• _Data supplied_

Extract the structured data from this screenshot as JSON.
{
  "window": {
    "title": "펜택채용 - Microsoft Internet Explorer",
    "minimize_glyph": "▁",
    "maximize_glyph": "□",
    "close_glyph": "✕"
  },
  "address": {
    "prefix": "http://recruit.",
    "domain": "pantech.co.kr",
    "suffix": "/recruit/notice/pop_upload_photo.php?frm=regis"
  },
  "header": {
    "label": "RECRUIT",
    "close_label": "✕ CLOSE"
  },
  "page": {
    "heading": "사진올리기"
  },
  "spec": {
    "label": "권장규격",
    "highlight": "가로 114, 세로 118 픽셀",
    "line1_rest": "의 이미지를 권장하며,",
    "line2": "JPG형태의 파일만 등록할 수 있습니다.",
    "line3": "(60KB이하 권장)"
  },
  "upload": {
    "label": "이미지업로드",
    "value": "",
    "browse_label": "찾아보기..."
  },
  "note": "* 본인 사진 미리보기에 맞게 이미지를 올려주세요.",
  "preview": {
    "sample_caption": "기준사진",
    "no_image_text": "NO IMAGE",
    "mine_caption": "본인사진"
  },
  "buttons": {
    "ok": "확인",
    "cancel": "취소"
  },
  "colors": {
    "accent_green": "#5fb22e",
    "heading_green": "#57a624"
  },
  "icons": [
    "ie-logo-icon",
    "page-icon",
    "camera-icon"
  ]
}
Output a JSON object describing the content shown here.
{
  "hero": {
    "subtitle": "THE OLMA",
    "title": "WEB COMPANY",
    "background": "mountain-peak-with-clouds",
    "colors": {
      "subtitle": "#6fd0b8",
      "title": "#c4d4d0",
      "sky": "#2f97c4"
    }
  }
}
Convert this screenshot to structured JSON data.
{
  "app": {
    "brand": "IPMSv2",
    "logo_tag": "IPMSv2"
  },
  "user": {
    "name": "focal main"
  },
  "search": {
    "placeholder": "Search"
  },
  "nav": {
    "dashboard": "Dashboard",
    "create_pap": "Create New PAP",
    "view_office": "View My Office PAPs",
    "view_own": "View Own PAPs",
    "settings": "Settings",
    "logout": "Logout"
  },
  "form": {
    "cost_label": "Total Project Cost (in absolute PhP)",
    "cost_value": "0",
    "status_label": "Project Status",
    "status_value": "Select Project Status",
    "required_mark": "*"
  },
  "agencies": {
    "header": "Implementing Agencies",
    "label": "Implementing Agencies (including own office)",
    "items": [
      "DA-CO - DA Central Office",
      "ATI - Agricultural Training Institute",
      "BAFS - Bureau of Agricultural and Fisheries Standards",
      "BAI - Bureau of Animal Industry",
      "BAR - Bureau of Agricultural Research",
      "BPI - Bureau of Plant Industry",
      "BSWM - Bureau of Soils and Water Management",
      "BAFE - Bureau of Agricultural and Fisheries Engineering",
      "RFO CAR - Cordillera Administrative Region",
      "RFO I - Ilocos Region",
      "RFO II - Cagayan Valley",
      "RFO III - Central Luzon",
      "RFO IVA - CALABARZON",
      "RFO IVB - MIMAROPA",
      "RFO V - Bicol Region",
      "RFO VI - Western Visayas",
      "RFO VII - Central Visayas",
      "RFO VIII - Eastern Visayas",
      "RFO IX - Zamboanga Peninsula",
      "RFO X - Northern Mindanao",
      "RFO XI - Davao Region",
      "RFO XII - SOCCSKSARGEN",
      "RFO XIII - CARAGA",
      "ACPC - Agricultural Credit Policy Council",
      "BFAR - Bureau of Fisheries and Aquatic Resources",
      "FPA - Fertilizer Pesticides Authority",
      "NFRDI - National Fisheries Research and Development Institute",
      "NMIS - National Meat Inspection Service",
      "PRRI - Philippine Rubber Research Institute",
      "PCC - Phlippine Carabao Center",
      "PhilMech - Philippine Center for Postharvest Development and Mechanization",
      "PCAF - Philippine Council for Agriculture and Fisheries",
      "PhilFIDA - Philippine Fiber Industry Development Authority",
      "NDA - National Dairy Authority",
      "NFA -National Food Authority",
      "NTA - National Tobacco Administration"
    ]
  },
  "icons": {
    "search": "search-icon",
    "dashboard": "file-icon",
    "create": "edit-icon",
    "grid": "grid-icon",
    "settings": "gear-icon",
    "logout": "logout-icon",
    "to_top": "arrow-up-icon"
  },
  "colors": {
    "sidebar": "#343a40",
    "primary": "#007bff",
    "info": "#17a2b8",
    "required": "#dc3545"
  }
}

• _Stated task_
Write out all of the records once more, exactly.

• _Solution for this problem_
Extract the structured data from this screenshot as JSON.
{
  "window": {
    "title": "펜택채용 - Microsoft Internet Explorer",
    "minimize_glyph": "▁",
    "maximize_glyph": "□",
    "close_glyph": "✕"
  },
  "address": {
    "prefix": "http://recruit.",
    "domain": "pantech.co.kr",
    "suffix": "/recruit/notice/pop_upload_photo.php?frm=regis"
  },
  "header": {
    "label": "RECRUIT",
    "close_label": "✕ CLOSE"
  },
  "page": {
    "heading": "사진올리기"
  },
  "spec": {
    "label": "권장규격",
    "highlight": "가로 114, 세로 118 픽셀",
    "line1_rest": "의 이미지를 권장하며,",
    "line2": "JPG형태의 파일만 등록할 수 있습니다.",
    "line3": "(60KB이하 권장)"
  },
  "upload": {
    "label": "이미지업로드",
    "value": "",
    "browse_label": "찾아보기..."
  },
  "note": "* 본인 사진 미리보기에 맞게 이미지를 올려주세요.",
  "preview": {
    "sample_caption": "기준사진",
    "no_image_text": "NO IMAGE",
    "mine_caption": "본인사진"
  },
  "buttons": {
    "ok": "확인",
    "cancel": "취소"
  },
  "colors": {
    "accent_green": "#5fb22e",
    "heading_green": "#57a624"
  },
  "icons": [
    "ie-logo-icon",
    "page-icon",
    "camera-icon"
  ]
}
Output a JSON object describing the content shown here.
{
  "hero": {
    "subtitle": "THE OLMA",
    "title": "WEB COMPANY",
    "background": "mountain-peak-with-clouds",
    "colors": {
      "subtitle": "#6fd0b8",
      "title": "#c4d4d0",
      "sky": "#2f97c4"
    }
  }
}
Convert this screenshot to structured JSON data.
{
  "app": {
    "brand": "IPMSv2",
    "logo_tag": "IPMSv2"
  },
  "user": {
    "name": "focal main"
  },
  "search": {
    "placeholder": "Search"
  },
  "nav": {
    "dashboard": "Dashboard",
    "create_pap": "Create New PAP",
    "view_office": "View My Office PAPs",
    "view_own": "View Own PAPs",
    "settings": "Settings",
    "logout": "Logout"
  },
  "form": {
    "cost_label": "Total Project Cost (in absolute PhP)",
    "cost_value": "0",
    "status_label": "Project Status",
    "status_value": "Select Project Status",
    "required_mark": "*"
  },
  "agencies": {
    "header": "Implementing Agencies",
    "label": "Implementing Agencies (including own office)",
    "items": [
      "DA-CO - DA Central Office",
      "ATI - Agricultural Training Institute",
      "BAFS - Bureau of Agricultural and Fisheries Standards",
      "BAI - Bureau of Animal Industry",
      "BAR - Bureau of Agricultural Research",
      "BPI - Bureau of Plant Industry",
      "BSWM - Bureau of Soils and Water Management",
      "BAFE - Bureau of Agricultural and Fisheries Engineering",
      "RFO CAR - Cordillera Administrative Region",
      "RFO I - Ilocos Region",
      "RFO II - Cagayan Valley",
      "RFO III - Central Luzon",
      "RFO IVA - CALABARZON",
      "RFO IVB - MIMAROPA",
      "RFO V - Bicol Region",
      "RFO VI - Western Visayas",
      "RFO VII - Central Visayas",
      "RFO VIII - Eastern Visayas",
      "RFO IX - Zamboanga Peninsula",
      "RFO X - Northern Mindanao",
      "RFO XI - Davao Region",
      "RFO XII - SOCCSKSARGEN",
      "RFO XIII - CARAGA",
      "ACPC - Agricultural Credit Policy Council",
      "BFAR - Bureau of Fisheries and Aquatic Resources",
      "FPA - Fertilizer Pesticides Authority",
      "NFRDI - National Fisheries Research and Development Institute",
      "NMIS - National Meat Inspection Service",
      "PRRI - Philippine Rubber Research Institute",
      "PCC - Phlippine Carabao Center",
      "PhilMech - Philippine Center for Postharvest Development and Mechanization",
      "PCAF - Philippine Council for Agriculture and Fisheries",
      "PhilFIDA - Philippine Fiber Industry Development Authority",
      "NDA - National Dairy Authority",
      "NFA -National Food Authority",
      "NTA - National Tobacco Administration"
    ]
  },
  "icons": {
    "search": "search-icon",
    "dashboard": "file-icon",
    "create": "edit-icon",
    "grid": "grid-icon",
    "settings": "gear-icon",
    "logout": "logout-icon",
    "to_top": "arrow-up-icon"
  },
  "colors": {
    "sidebar": "#343a40",
    "primary": "#007bff",
    "info": "#17a2b8",
    "required": "#dc3545"
  }
}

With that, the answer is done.